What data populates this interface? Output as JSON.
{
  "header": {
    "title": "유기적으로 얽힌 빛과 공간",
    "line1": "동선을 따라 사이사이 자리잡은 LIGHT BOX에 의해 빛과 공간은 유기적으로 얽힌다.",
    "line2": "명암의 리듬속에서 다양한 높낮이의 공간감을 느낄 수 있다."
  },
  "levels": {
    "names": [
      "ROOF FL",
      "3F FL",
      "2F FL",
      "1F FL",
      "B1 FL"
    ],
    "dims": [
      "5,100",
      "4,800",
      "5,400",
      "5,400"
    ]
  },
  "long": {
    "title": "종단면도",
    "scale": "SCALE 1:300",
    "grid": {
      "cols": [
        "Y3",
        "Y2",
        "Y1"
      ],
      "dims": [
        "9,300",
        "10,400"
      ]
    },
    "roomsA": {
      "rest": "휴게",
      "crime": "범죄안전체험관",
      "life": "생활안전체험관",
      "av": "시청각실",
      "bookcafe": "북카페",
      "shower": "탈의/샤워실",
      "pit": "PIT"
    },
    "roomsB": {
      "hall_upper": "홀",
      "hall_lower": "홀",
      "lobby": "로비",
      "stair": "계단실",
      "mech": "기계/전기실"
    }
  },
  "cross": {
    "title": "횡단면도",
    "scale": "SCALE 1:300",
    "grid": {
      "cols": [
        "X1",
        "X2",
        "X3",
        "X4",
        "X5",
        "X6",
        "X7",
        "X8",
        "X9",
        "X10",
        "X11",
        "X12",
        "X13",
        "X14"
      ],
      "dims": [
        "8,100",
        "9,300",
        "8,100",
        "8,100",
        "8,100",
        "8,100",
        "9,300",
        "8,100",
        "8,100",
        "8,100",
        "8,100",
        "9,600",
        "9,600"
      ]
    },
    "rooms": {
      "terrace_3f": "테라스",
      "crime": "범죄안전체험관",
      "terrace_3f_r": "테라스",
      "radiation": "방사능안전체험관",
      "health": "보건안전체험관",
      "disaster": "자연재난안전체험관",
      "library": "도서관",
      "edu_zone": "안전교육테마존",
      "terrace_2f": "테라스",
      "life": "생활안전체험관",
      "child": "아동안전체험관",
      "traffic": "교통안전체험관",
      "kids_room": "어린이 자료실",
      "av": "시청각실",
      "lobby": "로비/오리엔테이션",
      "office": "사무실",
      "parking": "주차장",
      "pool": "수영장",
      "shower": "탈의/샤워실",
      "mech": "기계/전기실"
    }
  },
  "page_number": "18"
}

════

Nothing should be left out: return all of the records exactly.

ANSWER TO THE TASK:
What data populates this interface? Output as JSON.
{
  "header": {
    "title": "유기적으로 얽힌 빛과 공간",
    "line1": "동선을 따라 사이사이 자리잡은 LIGHT BOX에 의해 빛과 공간은 유기적으로 얽힌다.",
    "line2": "명암의 리듬속에서 다양한 높낮이의 공간감을 느낄 수 있다."
  },
  "levels": {
    "names": [
      "ROOF FL",
      "3F FL",
      "2F FL",
      "1F FL",
      "B1 FL"
    ],
    "dims": [
      "5,100",
      "4,800",
      "5,400",
      "5,400"
    ]
  },
  "long": {
    "title": "종단면도",
    "scale": "SCALE 1:300",
    "grid": {
      "cols": [
        "Y3",
        "Y2",
        "Y1"
      ],
      "dims": [
        "9,300",
        "10,400"
      ]
    },
    "roomsA": {
      "rest": "휴게",
      "crime": "범죄안전체험관",
      "life": "생활안전체험관",
      "av": "시청각실",
      "bookcafe": "북카페",
      "shower": "탈의/샤워실",
      "pit": "PIT"
    },
    "roomsB": {
      "hall_upper": "홀",
      "hall_lower": "홀",
      "lobby": "로비",
      "stair": "계단실",
      "mech": "기계/전기실"
    }
  },
  "cross": {
    "title": "횡단면도",
    "scale": "SCALE 1:300",
    "grid": {
      "cols": [
        "X1",
        "X2",
        "X3",
        "X4",
        "X5",
        "X6",
        "X7",
        "X8",
        "X9",
        "X10",
        "X11",
        "X12",
        "X13",
        "X14"
      ],
      "dims": [
        "8,100",
        "9,300",
        "8,100",
        "8,100",
        "8,100",
        "8,100",
        "9,300",
        "8,100",
        "8,100",
        "8,100",
        "8,100",
        "9,600",
        "9,600"
      ]
    },
    "rooms": {
      "terrace_3f": "테라스",
      "crime": "범죄안전체험관",
      "terrace_3f_r": "테라스",
      "radiation": "방사능안전체험관",
      "health": "보건안전체험관",
      "disaster": "자연재난안전체험관",
      "library": "도서관",
      "edu_zone": "안전교육테마존",
      "terrace_2f": "테라스",
      "life": "생활안전체험관",
      "child": "아동안전체험관",
      "traffic": "교통안전체험관",
      "kids_room": "어린이 자료실",
      "av": "시청각실",
      "lobby": "로비/오리엔테이션",
      "office": "사무실",
      "parking": "주차장",
      "pool": "수영장",
      "shower": "탈의/샤워실",
      "mech": "기계/전기실"
    }
  },
  "page_number": "18"
}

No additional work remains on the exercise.